* Instructions to follow: Repeat all the records exactly, omitting pictures.

Recorded data:
• • •

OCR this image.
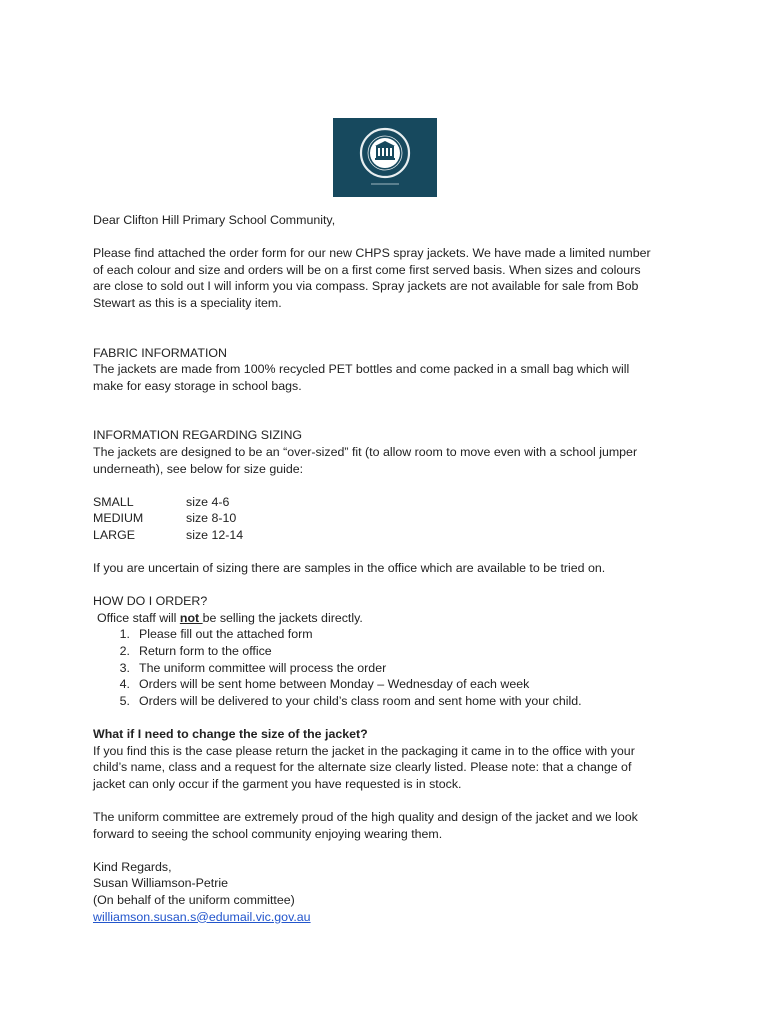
Dear Clifton Hill Primary School Community,

Please find attached the order form for our new CHPS spray jackets. We have made a limited number

of each colour and size and orders will be on a first come first served basis. When sizes and colours

are close to sold out I will inform you via compass. Spray jackets are not available for sale from Bob

Stewart as this is a speciality item.

FABRIC INFORMATION

The jackets are made from 100% recycled PET bottles and come packed in a small bag which will

make for easy storage in school bags.

INFORMATION REGARDING SIZING

The jackets are designed to be an “over-sized” fit (to allow room to move even with a school jumper

underneath), see below for size guide:

SMALL	size 4-6
MEDIUM	size 8-10
LARGE	size 12-14

If you are uncertain of sizing there are samples in the office which are available to be tried on.

HOW DO I ORDER?

Office staff will not be selling the jackets directly.

1. Please fill out the attached form
2. Return form to the office
3. The uniform committee will process the order
4. Orders will be sent home between Monday – Wednesday of each week
5. Orders will be delivered to your child’s class room and sent home with your child.

What if I need to change the size of the jacket?

If you find this is the case please return the jacket in the packaging it came in to the office with your

child’s name, class and a request for the alternate size clearly listed. Please note: that a change of

jacket can only occur if the garment you have requested is in stock.

The uniform committee are extremely proud of the high quality and design of the jacket and we look

forward to seeing the school community enjoying wearing them.

Kind Regards,

Susan Williamson-Petrie

(On behalf of the uniform committee)

williamson.susan.s@edumail.vic.gov.au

• • •

* Written reply:
OCR this image.
Dear Clifton Hill Primary School Community,

Please find attached the order form for our new CHPS spray jackets. We have made a limited number

of each colour and size and orders will be on a first come first served basis. When sizes and colours

are close to sold out I will inform you via compass. Spray jackets are not available for sale from Bob

Stewart as this is a speciality item.

FABRIC INFORMATION

The jackets are made from 100% recycled PET bottles and come packed in a small bag which will

make for easy storage in school bags.

INFORMATION REGARDING SIZING

The jackets are designed to be an “over-sized” fit (to allow room to move even with a school jumper

underneath), see below for size guide:

SMALL	size 4-6
MEDIUM	size 8-10
LARGE	size 12-14

If you are uncertain of sizing there are samples in the office which are available to be tried on.

HOW DO I ORDER?

Office staff will not be selling the jackets directly.

1. Please fill out the attached form
2. Return form to the office
3. The uniform committee will process the order
4. Orders will be sent home between Monday – Wednesday of each week
5. Orders will be delivered to your child’s class room and sent home with your child.

What if I need to change the size of the jacket?

If you find this is the case please return the jacket in the packaging it came in to the office with your

child’s name, class and a request for the alternate size clearly listed. Please note: that a change of

jacket can only occur if the garment you have requested is in stock.

The uniform committee are extremely proud of the high quality and design of the jacket and we look

forward to seeing the school community enjoying wearing them.

Kind Regards,

Susan Williamson-Petrie

(On behalf of the uniform committee)

williamson.susan.s@edumail.vic.gov.au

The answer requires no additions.